— Start —
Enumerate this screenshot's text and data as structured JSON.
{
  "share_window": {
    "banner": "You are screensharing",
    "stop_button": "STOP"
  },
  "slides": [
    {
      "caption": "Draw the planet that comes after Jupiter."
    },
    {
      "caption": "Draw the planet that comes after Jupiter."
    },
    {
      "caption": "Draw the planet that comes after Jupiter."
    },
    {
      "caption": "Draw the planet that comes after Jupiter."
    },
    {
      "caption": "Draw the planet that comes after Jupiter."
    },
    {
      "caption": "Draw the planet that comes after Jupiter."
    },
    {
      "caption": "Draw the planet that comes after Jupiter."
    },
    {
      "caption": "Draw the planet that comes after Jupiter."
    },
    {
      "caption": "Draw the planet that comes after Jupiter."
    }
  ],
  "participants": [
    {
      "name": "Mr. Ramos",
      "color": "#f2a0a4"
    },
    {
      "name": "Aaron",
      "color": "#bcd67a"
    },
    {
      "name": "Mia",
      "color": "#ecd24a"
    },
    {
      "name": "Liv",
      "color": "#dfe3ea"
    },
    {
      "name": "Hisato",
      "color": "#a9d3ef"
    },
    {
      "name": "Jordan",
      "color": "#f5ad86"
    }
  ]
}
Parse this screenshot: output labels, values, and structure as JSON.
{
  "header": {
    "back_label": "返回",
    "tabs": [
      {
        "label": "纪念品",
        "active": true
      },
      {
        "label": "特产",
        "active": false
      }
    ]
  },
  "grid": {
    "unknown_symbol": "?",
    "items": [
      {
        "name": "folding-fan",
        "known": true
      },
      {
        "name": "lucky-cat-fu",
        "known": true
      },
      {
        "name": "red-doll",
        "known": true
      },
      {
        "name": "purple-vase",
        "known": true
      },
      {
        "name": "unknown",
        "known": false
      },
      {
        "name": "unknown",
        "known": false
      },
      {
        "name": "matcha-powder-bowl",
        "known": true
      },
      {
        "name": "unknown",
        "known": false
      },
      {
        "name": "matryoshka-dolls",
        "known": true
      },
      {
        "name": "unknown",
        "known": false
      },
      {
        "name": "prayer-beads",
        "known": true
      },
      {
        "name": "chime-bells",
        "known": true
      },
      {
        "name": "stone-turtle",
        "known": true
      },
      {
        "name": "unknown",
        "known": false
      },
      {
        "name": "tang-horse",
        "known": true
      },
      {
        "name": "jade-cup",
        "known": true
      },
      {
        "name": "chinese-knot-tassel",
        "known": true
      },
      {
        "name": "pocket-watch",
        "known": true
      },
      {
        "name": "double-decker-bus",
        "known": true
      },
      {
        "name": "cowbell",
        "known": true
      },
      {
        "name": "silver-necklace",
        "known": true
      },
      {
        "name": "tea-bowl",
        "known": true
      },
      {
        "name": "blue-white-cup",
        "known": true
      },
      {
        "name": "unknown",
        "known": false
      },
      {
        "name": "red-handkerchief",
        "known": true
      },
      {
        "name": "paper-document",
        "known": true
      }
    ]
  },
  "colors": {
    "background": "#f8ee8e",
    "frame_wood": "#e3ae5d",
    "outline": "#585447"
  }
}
— End —
— Start —
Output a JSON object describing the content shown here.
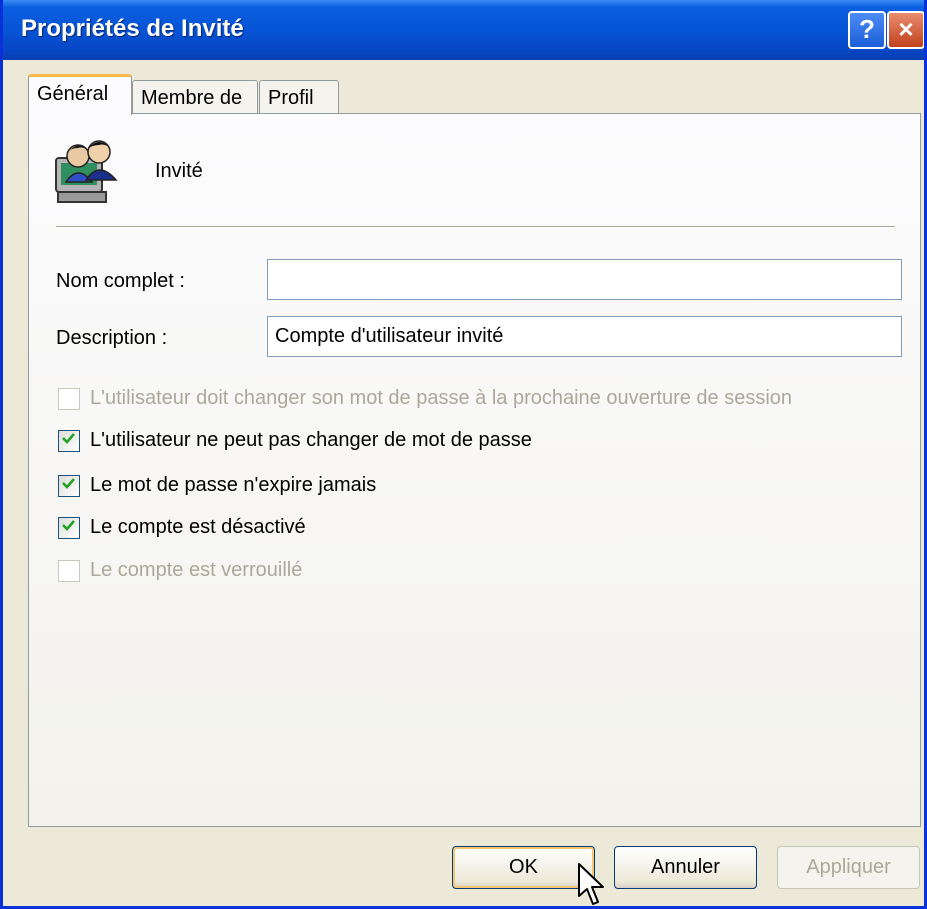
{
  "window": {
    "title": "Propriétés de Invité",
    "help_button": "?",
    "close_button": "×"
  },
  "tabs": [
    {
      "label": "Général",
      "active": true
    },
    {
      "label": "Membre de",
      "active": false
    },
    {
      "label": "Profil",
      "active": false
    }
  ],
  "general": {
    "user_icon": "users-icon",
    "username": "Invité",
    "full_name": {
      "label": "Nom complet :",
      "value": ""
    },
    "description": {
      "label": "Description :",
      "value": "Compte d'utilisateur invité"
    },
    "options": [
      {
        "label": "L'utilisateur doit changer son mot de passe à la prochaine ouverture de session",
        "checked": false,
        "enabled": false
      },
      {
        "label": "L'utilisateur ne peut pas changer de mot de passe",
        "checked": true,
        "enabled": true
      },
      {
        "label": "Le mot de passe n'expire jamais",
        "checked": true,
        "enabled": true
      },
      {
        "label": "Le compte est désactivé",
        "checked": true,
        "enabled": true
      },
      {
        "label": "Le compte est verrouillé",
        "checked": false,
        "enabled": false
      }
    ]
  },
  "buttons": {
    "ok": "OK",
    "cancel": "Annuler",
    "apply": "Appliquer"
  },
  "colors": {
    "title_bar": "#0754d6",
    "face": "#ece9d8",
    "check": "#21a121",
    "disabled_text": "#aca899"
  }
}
— End —
— Start —
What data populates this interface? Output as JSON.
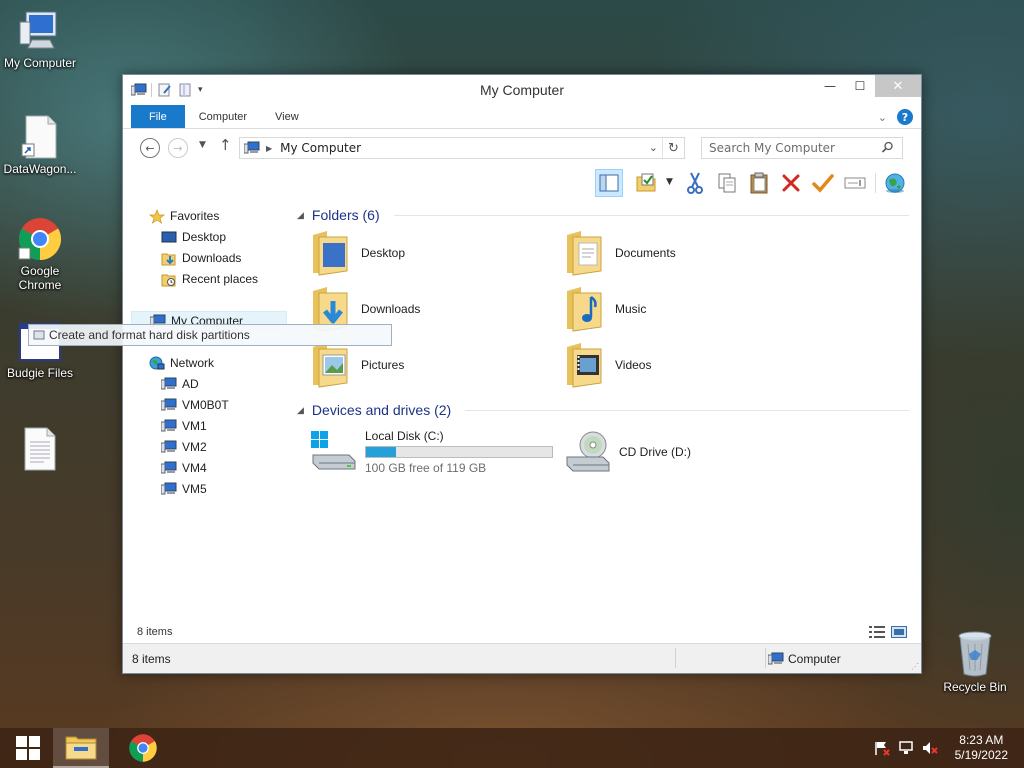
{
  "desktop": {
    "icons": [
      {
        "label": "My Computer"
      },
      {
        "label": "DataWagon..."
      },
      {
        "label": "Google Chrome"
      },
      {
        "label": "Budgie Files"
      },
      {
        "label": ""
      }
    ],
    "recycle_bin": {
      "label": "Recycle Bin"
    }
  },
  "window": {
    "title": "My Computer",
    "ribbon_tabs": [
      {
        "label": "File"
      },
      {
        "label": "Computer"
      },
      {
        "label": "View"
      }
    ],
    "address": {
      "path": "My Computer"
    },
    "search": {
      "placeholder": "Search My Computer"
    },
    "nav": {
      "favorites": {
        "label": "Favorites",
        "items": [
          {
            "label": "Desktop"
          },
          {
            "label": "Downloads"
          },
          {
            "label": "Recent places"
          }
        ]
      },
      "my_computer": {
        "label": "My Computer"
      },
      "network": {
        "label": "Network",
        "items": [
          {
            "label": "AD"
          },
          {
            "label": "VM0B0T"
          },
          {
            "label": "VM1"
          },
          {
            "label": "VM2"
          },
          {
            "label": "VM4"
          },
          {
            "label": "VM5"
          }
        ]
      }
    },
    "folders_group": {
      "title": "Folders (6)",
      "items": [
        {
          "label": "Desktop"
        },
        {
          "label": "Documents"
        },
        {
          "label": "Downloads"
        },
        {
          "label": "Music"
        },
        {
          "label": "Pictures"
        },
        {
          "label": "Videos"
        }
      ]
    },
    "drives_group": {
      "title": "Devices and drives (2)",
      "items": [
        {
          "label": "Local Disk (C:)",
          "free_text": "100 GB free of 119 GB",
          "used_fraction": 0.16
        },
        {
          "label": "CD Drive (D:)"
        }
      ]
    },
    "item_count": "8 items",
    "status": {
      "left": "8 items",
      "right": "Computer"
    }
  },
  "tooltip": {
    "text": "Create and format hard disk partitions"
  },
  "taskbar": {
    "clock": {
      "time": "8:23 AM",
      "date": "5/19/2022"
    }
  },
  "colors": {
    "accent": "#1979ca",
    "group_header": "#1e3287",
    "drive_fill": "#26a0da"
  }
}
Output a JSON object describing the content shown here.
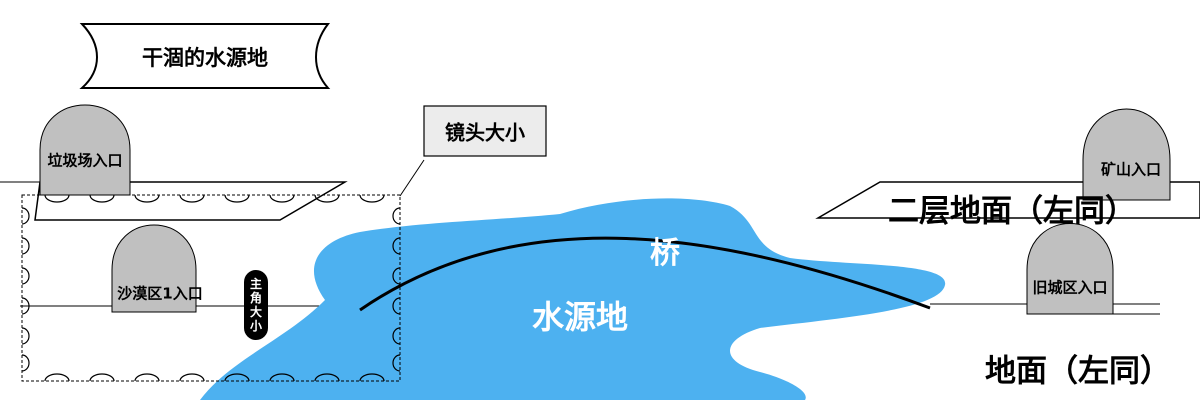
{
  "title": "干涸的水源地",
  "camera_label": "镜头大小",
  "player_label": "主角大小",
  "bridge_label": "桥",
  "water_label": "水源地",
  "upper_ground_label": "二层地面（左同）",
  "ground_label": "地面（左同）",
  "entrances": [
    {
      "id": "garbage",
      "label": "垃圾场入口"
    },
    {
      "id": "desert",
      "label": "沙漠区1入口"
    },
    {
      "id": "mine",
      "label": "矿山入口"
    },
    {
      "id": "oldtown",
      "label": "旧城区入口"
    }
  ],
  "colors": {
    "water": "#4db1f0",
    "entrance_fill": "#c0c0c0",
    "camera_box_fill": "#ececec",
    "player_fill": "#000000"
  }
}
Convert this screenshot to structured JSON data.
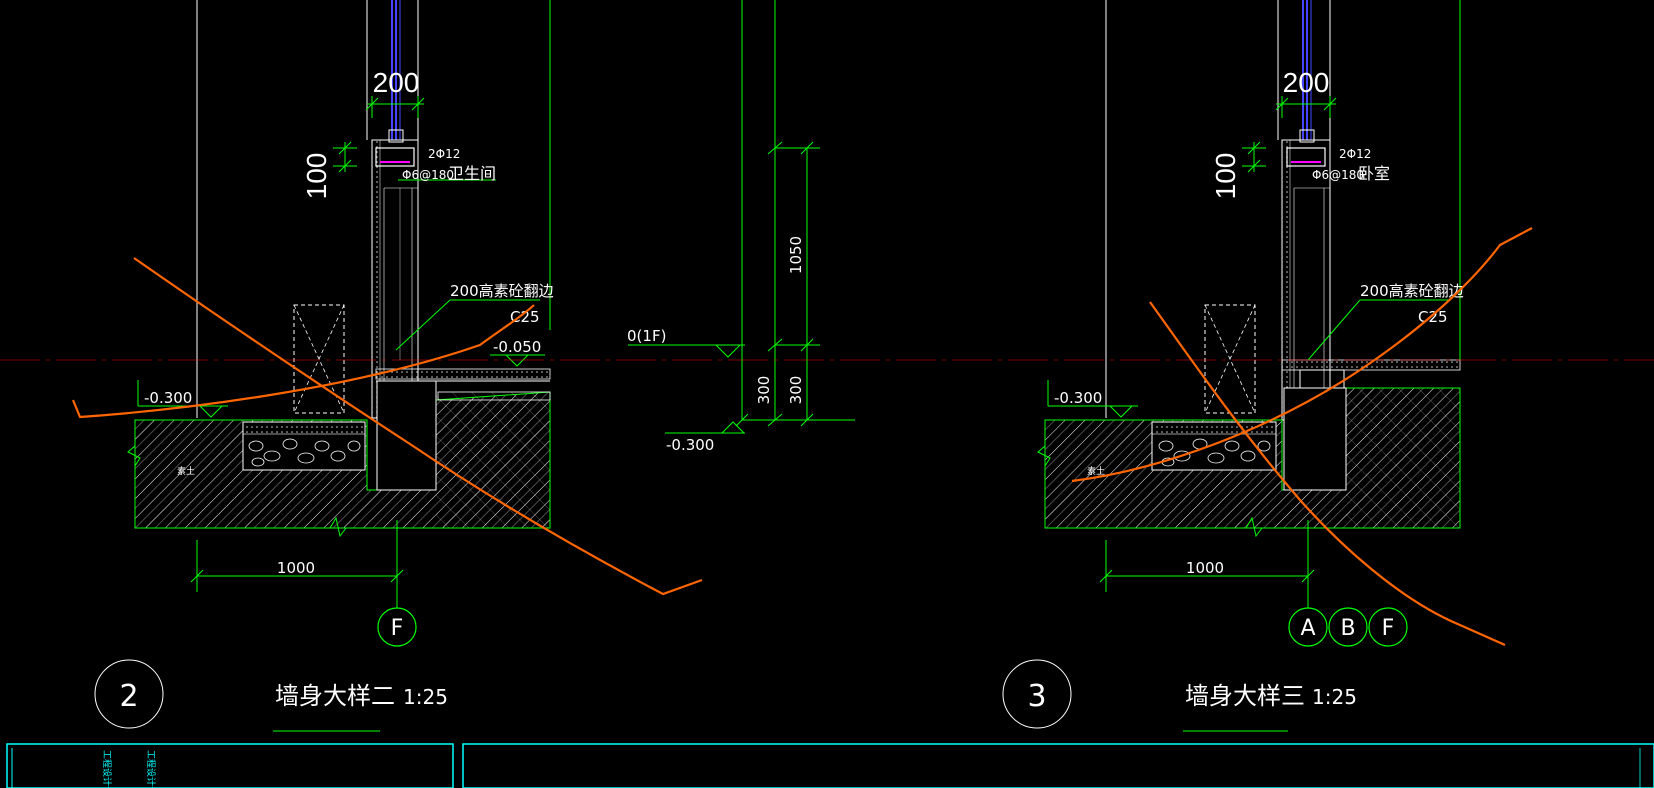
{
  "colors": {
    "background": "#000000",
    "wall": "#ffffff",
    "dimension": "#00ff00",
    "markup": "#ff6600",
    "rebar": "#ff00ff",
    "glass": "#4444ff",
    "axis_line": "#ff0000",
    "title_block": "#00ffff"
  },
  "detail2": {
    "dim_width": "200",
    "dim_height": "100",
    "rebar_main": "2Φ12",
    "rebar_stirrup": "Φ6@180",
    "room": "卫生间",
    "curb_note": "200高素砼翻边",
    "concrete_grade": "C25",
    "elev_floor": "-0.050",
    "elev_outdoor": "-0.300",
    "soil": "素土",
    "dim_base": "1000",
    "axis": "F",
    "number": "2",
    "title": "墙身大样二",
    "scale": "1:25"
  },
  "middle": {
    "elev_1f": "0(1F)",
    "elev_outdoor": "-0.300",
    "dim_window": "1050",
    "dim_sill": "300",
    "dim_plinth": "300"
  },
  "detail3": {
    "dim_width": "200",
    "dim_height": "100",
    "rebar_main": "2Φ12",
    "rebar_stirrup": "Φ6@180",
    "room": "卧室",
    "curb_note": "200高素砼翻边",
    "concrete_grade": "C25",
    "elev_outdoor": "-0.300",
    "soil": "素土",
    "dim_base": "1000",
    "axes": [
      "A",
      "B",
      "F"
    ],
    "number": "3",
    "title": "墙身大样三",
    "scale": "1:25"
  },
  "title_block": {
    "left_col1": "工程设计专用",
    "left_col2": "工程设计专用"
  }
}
— End —
#### Exercise:
Filter the entries down to the lines containing "active". Copy each of those lines.

#### Correct result:
        "active": true
        "active": false
      "active": true
      "active": false
      "active": false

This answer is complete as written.